A run of records:
start

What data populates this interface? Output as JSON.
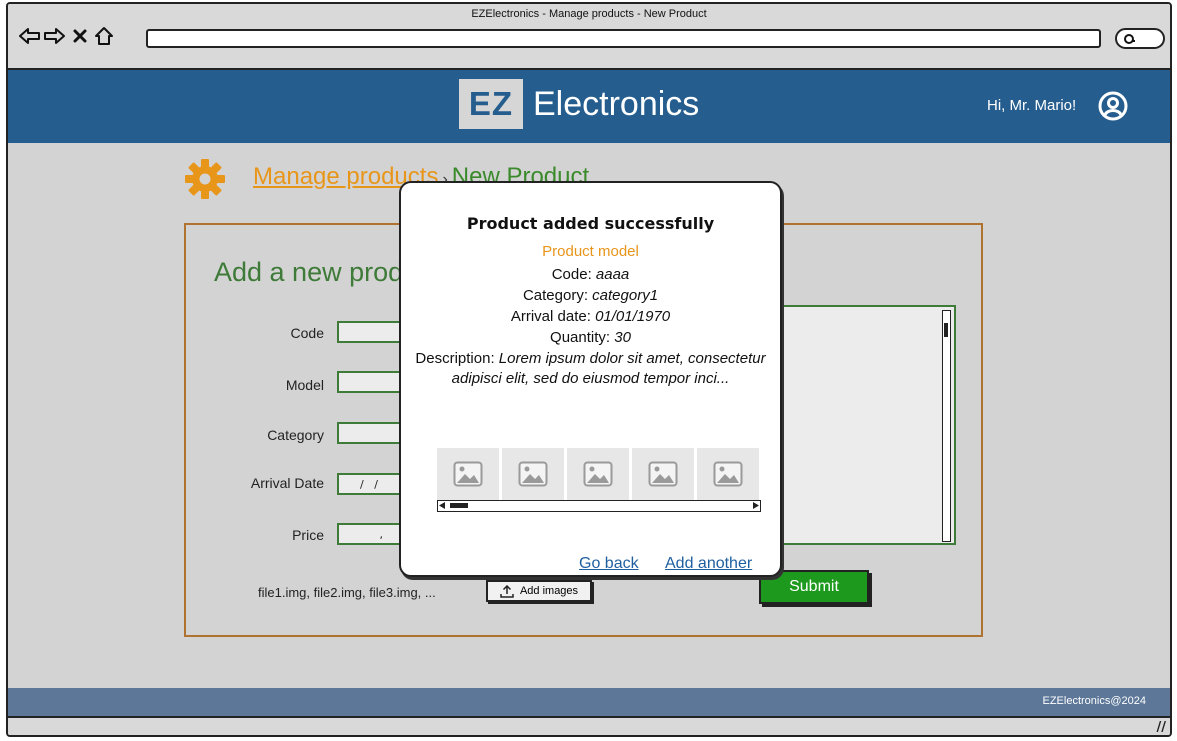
{
  "window": {
    "title": "EZElectronics - Manage products - New Product"
  },
  "browser": {
    "back_icon": "arrow-left-icon",
    "forward_icon": "arrow-right-icon",
    "close_icon": "x-icon",
    "home_icon": "home-icon",
    "address": "",
    "search_icon": "search-icon"
  },
  "header": {
    "logo_badge": "EZ",
    "logo_text": "Electronics",
    "greeting": "Hi, Mr. Mario!",
    "user_icon": "user-circle-icon"
  },
  "breadcrumb": {
    "icon": "gear-icon",
    "parent": "Manage products",
    "separator": "›",
    "current": "New Product"
  },
  "form": {
    "title": "Add a new product",
    "fields": {
      "code": {
        "label": "Code",
        "value": ""
      },
      "model": {
        "label": "Model",
        "value": ""
      },
      "category": {
        "label": "Category",
        "value": ""
      },
      "arrival_date": {
        "label": "Arrival Date",
        "value": "  /   /"
      },
      "price": {
        "label": "Price",
        "value": "   ,"
      }
    },
    "files_text": "file1.img, file2.img, file3.img, ...",
    "add_images_label": "Add images",
    "submit_label": "Submit"
  },
  "modal": {
    "title": "Product added successfully",
    "model": "Product model",
    "code_label": "Code: ",
    "code": "aaaa",
    "category_label": "Category: ",
    "category": "category1",
    "arrival_label": "Arrival date: ",
    "arrival": "01/01/1970",
    "quantity_label": "Quantity: ",
    "quantity": "30",
    "description_label": "Description: ",
    "description": "Lorem ipsum dolor sit amet, consectetur adipisci elit, sed do eiusmod tempor inci...",
    "image_count": 5,
    "go_back": "Go back",
    "add_another": "Add another"
  },
  "footer": {
    "text": "EZElectronics@2024"
  },
  "colors": {
    "header_bg": "#255d8e",
    "accent_orange": "#e8961a",
    "accent_green": "#3e7a38",
    "submit_green": "#1d9a1d",
    "link_blue": "#1f5fa0",
    "footer_bg": "#5c7798"
  }
}
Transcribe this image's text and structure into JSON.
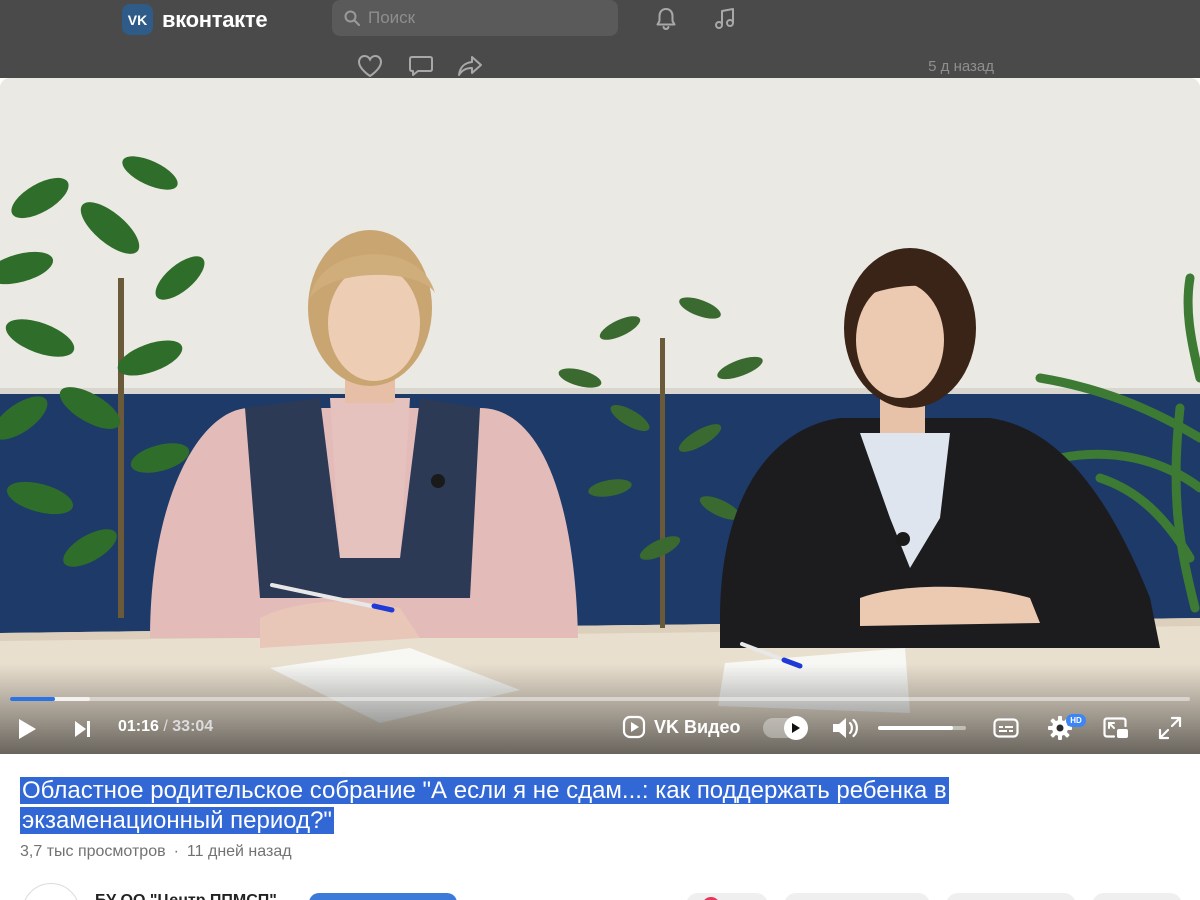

end

## What this task involves
Find every line that has "title" in it, then return those lines.

## Result below
    "title": "EZElectronics - Manage products - New Product"
    "title": "Add a new product",
    "title": "Product added successfully",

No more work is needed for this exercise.